Rows:
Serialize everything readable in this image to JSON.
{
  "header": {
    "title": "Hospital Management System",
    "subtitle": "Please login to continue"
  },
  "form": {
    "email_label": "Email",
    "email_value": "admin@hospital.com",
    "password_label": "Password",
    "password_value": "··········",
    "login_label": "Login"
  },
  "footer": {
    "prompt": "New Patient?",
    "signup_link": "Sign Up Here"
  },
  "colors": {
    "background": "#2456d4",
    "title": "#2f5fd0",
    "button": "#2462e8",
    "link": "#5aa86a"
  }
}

Required work: Please reproduce each line exactly as written.

Task answer:
Serialize everything readable in this image to JSON.
{
  "header": {
    "title": "Hospital Management System",
    "subtitle": "Please login to continue"
  },
  "form": {
    "email_label": "Email",
    "email_value": "admin@hospital.com",
    "password_label": "Password",
    "password_value": "··········",
    "login_label": "Login"
  },
  "footer": {
    "prompt": "New Patient?",
    "signup_link": "Sign Up Here"
  },
  "colors": {
    "background": "#2456d4",
    "title": "#2f5fd0",
    "button": "#2462e8",
    "link": "#5aa86a"
  }
}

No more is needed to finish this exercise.